(Stored data)

**********

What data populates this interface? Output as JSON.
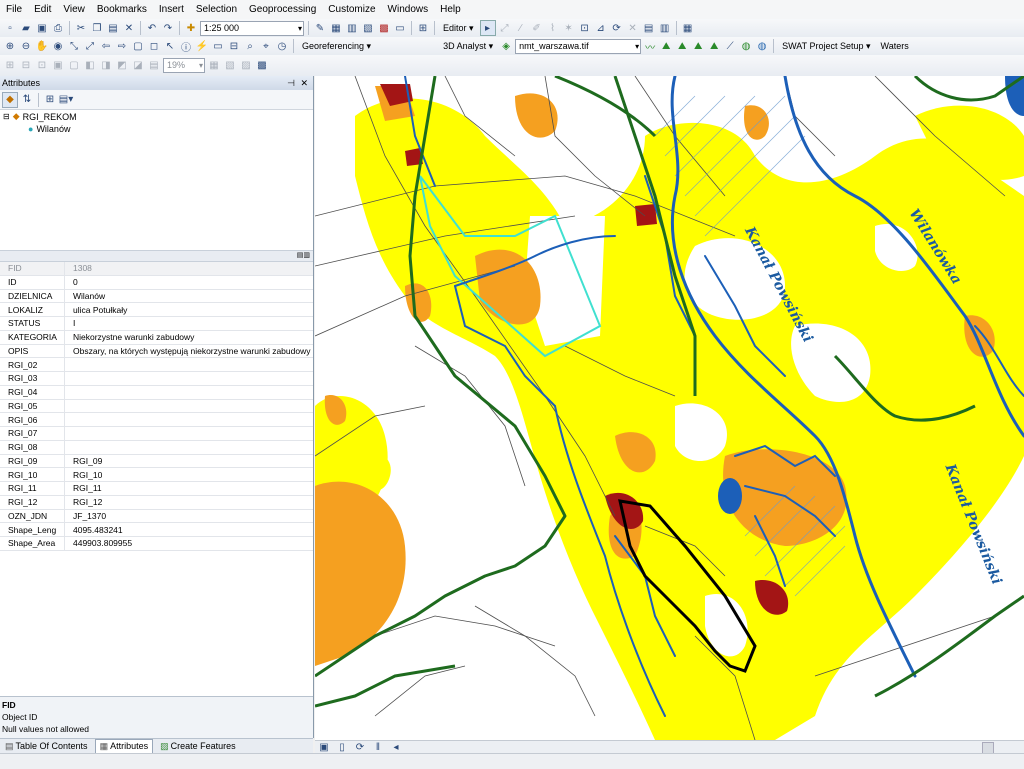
{
  "menu": [
    "File",
    "Edit",
    "View",
    "Bookmarks",
    "Insert",
    "Selection",
    "Geoprocessing",
    "Customize",
    "Windows",
    "Help"
  ],
  "toolbar1": {
    "scale": "1:25 000",
    "editor_label": "Editor"
  },
  "toolbar2": {
    "georef_label": "Georeferencing",
    "analyst_label": "3D Analyst",
    "raster_layer": "nmt_warszawa.tif",
    "swat_label": "SWAT Project Setup",
    "waters_label": "Waters"
  },
  "toolbar3": {
    "zoom_percent": "19%"
  },
  "attributes_panel": {
    "title": "Attributes",
    "tree": {
      "layer": "RGI_REKOM",
      "feature": "Wilanów"
    },
    "rows": [
      {
        "k": "FID",
        "v": "1308"
      },
      {
        "k": "ID",
        "v": "0"
      },
      {
        "k": "DZIELNICA",
        "v": "Wilanów"
      },
      {
        "k": "LOKALIZ",
        "v": "ulica Potułkały"
      },
      {
        "k": "STATUS",
        "v": "I"
      },
      {
        "k": "KATEGORIA",
        "v": "Niekorzystne warunki zabudowy"
      },
      {
        "k": "OPIS",
        "v": "Obszary, na których występują niekorzystne warunki zabudowy"
      },
      {
        "k": "RGI_02",
        "v": ""
      },
      {
        "k": "RGI_03",
        "v": ""
      },
      {
        "k": "RGI_04",
        "v": ""
      },
      {
        "k": "RGI_05",
        "v": ""
      },
      {
        "k": "RGI_06",
        "v": ""
      },
      {
        "k": "RGI_07",
        "v": ""
      },
      {
        "k": "RGI_08",
        "v": ""
      },
      {
        "k": "RGI_09",
        "v": "RGI_09"
      },
      {
        "k": "RGI_10",
        "v": "RGI_10"
      },
      {
        "k": "RGI_11",
        "v": "RGI_11"
      },
      {
        "k": "RGI_12",
        "v": "RGI_12"
      },
      {
        "k": "OZN_JDN",
        "v": "JF_1370"
      },
      {
        "k": "Shape_Leng",
        "v": "4095.483241"
      },
      {
        "k": "Shape_Area",
        "v": "449903.809955"
      }
    ],
    "info": {
      "field": "FID",
      "alias": "Object ID",
      "nulls": "Null values not allowed"
    }
  },
  "bottom_tabs": [
    {
      "label": "Table Of Contents",
      "active": false
    },
    {
      "label": "Attributes",
      "active": true
    },
    {
      "label": "Create Features",
      "active": false
    }
  ],
  "map": {
    "labels": [
      "Kanał Powsiński",
      "Wilanówka",
      "Kanał Powsiński"
    ],
    "colors": {
      "yellow": "#ffff00",
      "orange": "#f5a020",
      "darkred": "#a31515",
      "blue": "#1c5fb8",
      "green": "#1e6b1e",
      "black": "#000000"
    }
  }
}
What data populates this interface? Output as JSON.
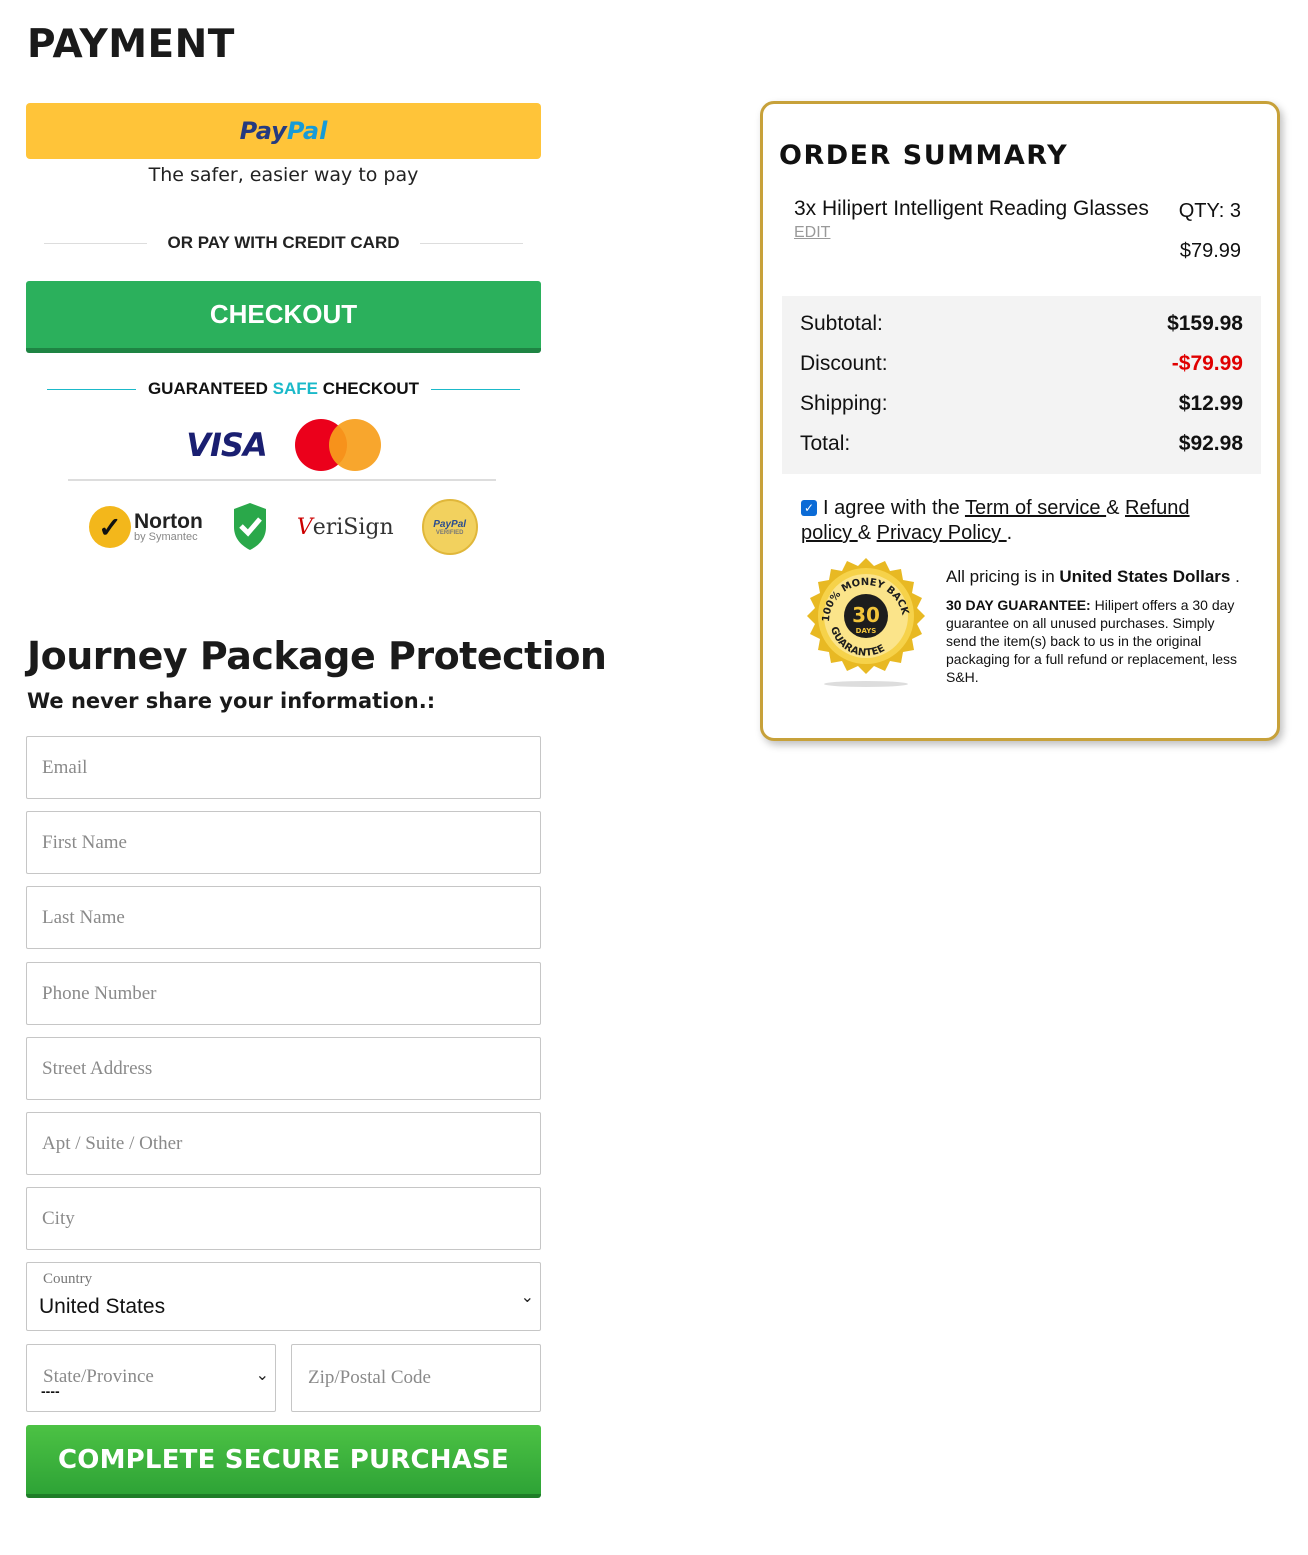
{
  "page": {
    "title": "PAYMENT"
  },
  "paypal": {
    "logo_part1": "Pay",
    "logo_part2": "Pal",
    "tagline": "The safer, easier way to pay"
  },
  "divider_text": "OR PAY WITH CREDIT CARD",
  "checkout_label": "CHECKOUT",
  "guaranteed": {
    "part1": "GUARANTEED ",
    "safe": "SAFE",
    "part2": " CHECKOUT"
  },
  "card_logos": {
    "visa": "VISA"
  },
  "badges": {
    "norton": "Norton",
    "norton_sub": "by Symantec",
    "verisign": "eriSign",
    "verisign_v": "V",
    "paypal_verified": "PayPal",
    "paypal_verified_sub": "VERIFIED"
  },
  "form": {
    "title": "Journey Package Protection",
    "subtitle": "We never share your information.:",
    "email_placeholder": "Email",
    "first_name_placeholder": "First Name",
    "last_name_placeholder": "Last Name",
    "phone_placeholder": "Phone Number",
    "street_placeholder": "Street Address",
    "apt_placeholder": "Apt / Suite / Other",
    "city_placeholder": "City",
    "country_label": "Country",
    "country_value": "United States",
    "state_placeholder": "State/Province",
    "state_value": "----",
    "zip_placeholder": "Zip/Postal Code",
    "submit_label": "COMPLETE SECURE PURCHASE"
  },
  "summary": {
    "title": "ORDER SUMMARY",
    "item_name": "3x Hilipert Intelligent Reading Glasses",
    "edit_label": "EDIT",
    "qty_label": "QTY: 3",
    "item_price": "$79.99",
    "subtotal_label": "Subtotal:",
    "subtotal_value": "$159.98",
    "discount_label": "Discount:",
    "discount_value": "-$79.99",
    "shipping_label": "Shipping:",
    "shipping_value": "$12.99",
    "total_label": "Total:",
    "total_value": "$92.98",
    "agree_text": "I agree with the ",
    "terms_link": "Term of service ",
    "amp1": "& ",
    "refund_link": "Refund policy ",
    "amp2": "& ",
    "privacy_link": "Privacy Policy ",
    "period": ".",
    "pricing_prefix": "All pricing is in ",
    "pricing_currency": "United States Dollars",
    "pricing_suffix": " .",
    "guarantee_title": "30 DAY GUARANTEE:",
    "guarantee_body": " Hilipert offers a 30 day guarantee on all unused purchases. Simply send the item(s) back to us in the original packaging for a full refund or replacement, less S&H.",
    "seal_top": "100% MONEY BACK",
    "seal_number": "30",
    "seal_days": "DAYS",
    "seal_bottom": "GUARANTEE"
  },
  "colors": {
    "paypal_yellow": "#ffc439",
    "checkout_green": "#2bb05c",
    "purchase_green": "#3cb53d",
    "summary_border": "#c7a13a",
    "discount_red": "#e00000",
    "safe_teal": "#1bb9c9"
  }
}
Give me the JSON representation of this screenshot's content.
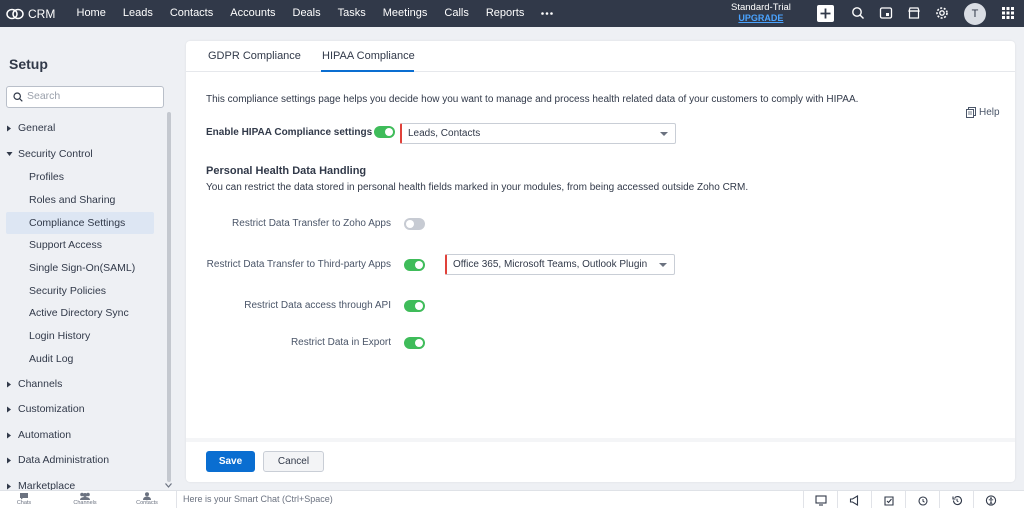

**********

__Your task__: Your copy of the data above should match it exactly, except that pictures are left out.

__Task answer__:
What data populates this interface? Output as JSON.
{
  "menu": [
    "File",
    "Edit",
    "View",
    "Bookmarks",
    "Insert",
    "Selection",
    "Geoprocessing",
    "Customize",
    "Windows",
    "Help"
  ],
  "toolbar1": {
    "scale": "1:25 000",
    "editor_label": "Editor"
  },
  "toolbar2": {
    "georef_label": "Georeferencing",
    "analyst_label": "3D Analyst",
    "raster_layer": "nmt_warszawa.tif",
    "swat_label": "SWAT Project Setup",
    "waters_label": "Waters"
  },
  "toolbar3": {
    "zoom_percent": "19%"
  },
  "attributes_panel": {
    "title": "Attributes",
    "tree": {
      "layer": "RGI_REKOM",
      "feature": "Wilanów"
    },
    "rows": [
      {
        "k": "FID",
        "v": "1308"
      },
      {
        "k": "ID",
        "v": "0"
      },
      {
        "k": "DZIELNICA",
        "v": "Wilanów"
      },
      {
        "k": "LOKALIZ",
        "v": "ulica Potułkały"
      },
      {
        "k": "STATUS",
        "v": "I"
      },
      {
        "k": "KATEGORIA",
        "v": "Niekorzystne warunki zabudowy"
      },
      {
        "k": "OPIS",
        "v": "Obszary, na których występują niekorzystne warunki zabudowy"
      },
      {
        "k": "RGI_02",
        "v": ""
      },
      {
        "k": "RGI_03",
        "v": ""
      },
      {
        "k": "RGI_04",
        "v": ""
      },
      {
        "k": "RGI_05",
        "v": ""
      },
      {
        "k": "RGI_06",
        "v": ""
      },
      {
        "k": "RGI_07",
        "v": ""
      },
      {
        "k": "RGI_08",
        "v": ""
      },
      {
        "k": "RGI_09",
        "v": "RGI_09"
      },
      {
        "k": "RGI_10",
        "v": "RGI_10"
      },
      {
        "k": "RGI_11",
        "v": "RGI_11"
      },
      {
        "k": "RGI_12",
        "v": "RGI_12"
      },
      {
        "k": "OZN_JDN",
        "v": "JF_1370"
      },
      {
        "k": "Shape_Leng",
        "v": "4095.483241"
      },
      {
        "k": "Shape_Area",
        "v": "449903.809955"
      }
    ],
    "info": {
      "field": "FID",
      "alias": "Object ID",
      "nulls": "Null values not allowed"
    }
  },
  "bottom_tabs": [
    {
      "label": "Table Of Contents",
      "active": false
    },
    {
      "label": "Attributes",
      "active": true
    },
    {
      "label": "Create Features",
      "active": false
    }
  ],
  "map": {
    "labels": [
      "Kanał Powsiński",
      "Wilanówka",
      "Kanał Powsiński"
    ],
    "colors": {
      "yellow": "#ffff00",
      "orange": "#f5a020",
      "darkred": "#a31515",
      "blue": "#1c5fb8",
      "green": "#1e6b1e",
      "black": "#000000"
    }
  }
}
What data populates this interface? Output as JSON.
{
  "page": {
    "title": "PAYMENT"
  },
  "paypal": {
    "logo_part1": "Pay",
    "logo_part2": "Pal",
    "tagline": "The safer, easier way to pay"
  },
  "divider_text": "OR PAY WITH CREDIT CARD",
  "checkout_label": "CHECKOUT",
  "guaranteed": {
    "part1": "GUARANTEED ",
    "safe": "SAFE",
    "part2": " CHECKOUT"
  },
  "card_logos": {
    "visa": "VISA"
  },
  "badges": {
    "norton": "Norton",
    "norton_sub": "by Symantec",
    "verisign": "eriSign",
    "verisign_v": "V",
    "paypal_verified": "PayPal",
    "paypal_verified_sub": "VERIFIED"
  },
  "form": {
    "title": "Journey Package Protection",
    "subtitle": "We never share your information.:",
    "email_placeholder": "Email",
    "first_name_placeholder": "First Name",
    "last_name_placeholder": "Last Name",
    "phone_placeholder": "Phone Number",
    "street_placeholder": "Street Address",
    "apt_placeholder": "Apt / Suite / Other",
    "city_placeholder": "City",
    "country_label": "Country",
    "country_value": "United States",
    "state_placeholder": "State/Province",
    "state_value": "----",
    "zip_placeholder": "Zip/Postal Code",
    "submit_label": "COMPLETE SECURE PURCHASE"
  },
  "summary": {
    "title": "ORDER SUMMARY",
    "item_name": "3x Hilipert Intelligent Reading Glasses",
    "edit_label": "EDIT",
    "qty_label": "QTY: 3",
    "item_price": "$79.99",
    "subtotal_label": "Subtotal:",
    "subtotal_value": "$159.98",
    "discount_label": "Discount:",
    "discount_value": "-$79.99",
    "shipping_label": "Shipping:",
    "shipping_value": "$12.99",
    "total_label": "Total:",
    "total_value": "$92.98",
    "agree_text": "I agree with the ",
    "terms_link": "Term of service ",
    "amp1": "& ",
    "refund_link": "Refund policy ",
    "amp2": "& ",
    "privacy_link": "Privacy Policy ",
    "period": ".",
    "pricing_prefix": "All pricing is in ",
    "pricing_currency": "United States Dollars",
    "pricing_suffix": " .",
    "guarantee_title": "30 DAY GUARANTEE:",
    "guarantee_body": " Hilipert offers a 30 day guarantee on all unused purchases. Simply send the item(s) back to us in the original packaging for a full refund or replacement, less S&H.",
    "seal_top": "100% MONEY BACK",
    "seal_number": "30",
    "seal_days": "DAYS",
    "seal_bottom": "GUARANTEE"
  },
  "colors": {
    "paypal_yellow": "#ffc439",
    "checkout_green": "#2bb05c",
    "purchase_green": "#3cb53d",
    "summary_border": "#c7a13a",
    "discount_red": "#e00000",
    "safe_teal": "#1bb9c9"
  }
}
Give me the JSON representation of this screenshot's content.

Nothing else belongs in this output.